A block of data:

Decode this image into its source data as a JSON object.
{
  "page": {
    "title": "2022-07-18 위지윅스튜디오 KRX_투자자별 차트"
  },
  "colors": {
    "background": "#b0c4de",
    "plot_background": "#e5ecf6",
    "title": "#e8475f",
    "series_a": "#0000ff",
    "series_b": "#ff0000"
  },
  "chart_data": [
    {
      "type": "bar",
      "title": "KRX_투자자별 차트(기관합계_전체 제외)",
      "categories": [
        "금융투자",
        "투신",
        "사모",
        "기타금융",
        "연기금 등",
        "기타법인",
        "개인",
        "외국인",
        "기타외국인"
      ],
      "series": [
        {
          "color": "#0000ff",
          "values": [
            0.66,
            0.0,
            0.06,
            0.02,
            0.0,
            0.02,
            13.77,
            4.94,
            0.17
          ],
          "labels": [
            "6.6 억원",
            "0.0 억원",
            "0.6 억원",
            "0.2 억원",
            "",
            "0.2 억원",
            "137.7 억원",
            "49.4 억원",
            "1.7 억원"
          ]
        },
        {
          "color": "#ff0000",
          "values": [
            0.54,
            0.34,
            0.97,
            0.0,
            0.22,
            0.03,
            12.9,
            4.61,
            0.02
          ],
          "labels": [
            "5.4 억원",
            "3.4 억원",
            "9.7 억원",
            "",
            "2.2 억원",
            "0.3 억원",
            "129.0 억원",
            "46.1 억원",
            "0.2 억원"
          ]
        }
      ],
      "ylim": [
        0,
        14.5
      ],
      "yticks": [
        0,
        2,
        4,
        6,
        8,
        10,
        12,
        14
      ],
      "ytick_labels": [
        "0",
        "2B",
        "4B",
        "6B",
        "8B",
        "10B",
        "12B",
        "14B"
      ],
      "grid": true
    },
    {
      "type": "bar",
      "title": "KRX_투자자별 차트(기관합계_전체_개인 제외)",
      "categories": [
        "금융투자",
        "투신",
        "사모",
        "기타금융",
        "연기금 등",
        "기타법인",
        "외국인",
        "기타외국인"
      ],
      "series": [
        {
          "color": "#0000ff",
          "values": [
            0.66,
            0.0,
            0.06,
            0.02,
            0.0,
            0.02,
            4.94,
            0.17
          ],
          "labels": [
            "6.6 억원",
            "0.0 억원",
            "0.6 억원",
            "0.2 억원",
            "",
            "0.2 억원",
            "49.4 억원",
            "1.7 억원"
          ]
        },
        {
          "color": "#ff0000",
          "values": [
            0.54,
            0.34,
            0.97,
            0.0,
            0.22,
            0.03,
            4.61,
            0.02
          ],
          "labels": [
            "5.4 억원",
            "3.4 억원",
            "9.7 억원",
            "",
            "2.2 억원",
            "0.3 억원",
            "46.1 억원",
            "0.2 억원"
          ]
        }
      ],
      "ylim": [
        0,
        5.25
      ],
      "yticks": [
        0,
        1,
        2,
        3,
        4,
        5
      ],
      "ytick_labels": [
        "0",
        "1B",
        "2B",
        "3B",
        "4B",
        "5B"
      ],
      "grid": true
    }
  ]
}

*Task to carry out:*
Write out the entries above word for word.

*Solution to this exercise:*
Decode this image into its source data as a JSON object.
{
  "page": {
    "title": "2022-07-18 위지윅스튜디오 KRX_투자자별 차트"
  },
  "colors": {
    "background": "#b0c4de",
    "plot_background": "#e5ecf6",
    "title": "#e8475f",
    "series_a": "#0000ff",
    "series_b": "#ff0000"
  },
  "chart_data": [
    {
      "type": "bar",
      "title": "KRX_투자자별 차트(기관합계_전체 제외)",
      "categories": [
        "금융투자",
        "투신",
        "사모",
        "기타금융",
        "연기금 등",
        "기타법인",
        "개인",
        "외국인",
        "기타외국인"
      ],
      "series": [
        {
          "color": "#0000ff",
          "values": [
            0.66,
            0.0,
            0.06,
            0.02,
            0.0,
            0.02,
            13.77,
            4.94,
            0.17
          ],
          "labels": [
            "6.6 억원",
            "0.0 억원",
            "0.6 억원",
            "0.2 억원",
            "",
            "0.2 억원",
            "137.7 억원",
            "49.4 억원",
            "1.7 억원"
          ]
        },
        {
          "color": "#ff0000",
          "values": [
            0.54,
            0.34,
            0.97,
            0.0,
            0.22,
            0.03,
            12.9,
            4.61,
            0.02
          ],
          "labels": [
            "5.4 억원",
            "3.4 억원",
            "9.7 억원",
            "",
            "2.2 억원",
            "0.3 억원",
            "129.0 억원",
            "46.1 억원",
            "0.2 억원"
          ]
        }
      ],
      "ylim": [
        0,
        14.5
      ],
      "yticks": [
        0,
        2,
        4,
        6,
        8,
        10,
        12,
        14
      ],
      "ytick_labels": [
        "0",
        "2B",
        "4B",
        "6B",
        "8B",
        "10B",
        "12B",
        "14B"
      ],
      "grid": true
    },
    {
      "type": "bar",
      "title": "KRX_투자자별 차트(기관합계_전체_개인 제외)",
      "categories": [
        "금융투자",
        "투신",
        "사모",
        "기타금융",
        "연기금 등",
        "기타법인",
        "외국인",
        "기타외국인"
      ],
      "series": [
        {
          "color": "#0000ff",
          "values": [
            0.66,
            0.0,
            0.06,
            0.02,
            0.0,
            0.02,
            4.94,
            0.17
          ],
          "labels": [
            "6.6 억원",
            "0.0 억원",
            "0.6 억원",
            "0.2 억원",
            "",
            "0.2 억원",
            "49.4 억원",
            "1.7 억원"
          ]
        },
        {
          "color": "#ff0000",
          "values": [
            0.54,
            0.34,
            0.97,
            0.0,
            0.22,
            0.03,
            4.61,
            0.02
          ],
          "labels": [
            "5.4 억원",
            "3.4 억원",
            "9.7 억원",
            "",
            "2.2 억원",
            "0.3 억원",
            "46.1 억원",
            "0.2 억원"
          ]
        }
      ],
      "ylim": [
        0,
        5.25
      ],
      "yticks": [
        0,
        1,
        2,
        3,
        4,
        5
      ],
      "ytick_labels": [
        "0",
        "1B",
        "2B",
        "3B",
        "4B",
        "5B"
      ],
      "grid": true
    }
  ]
}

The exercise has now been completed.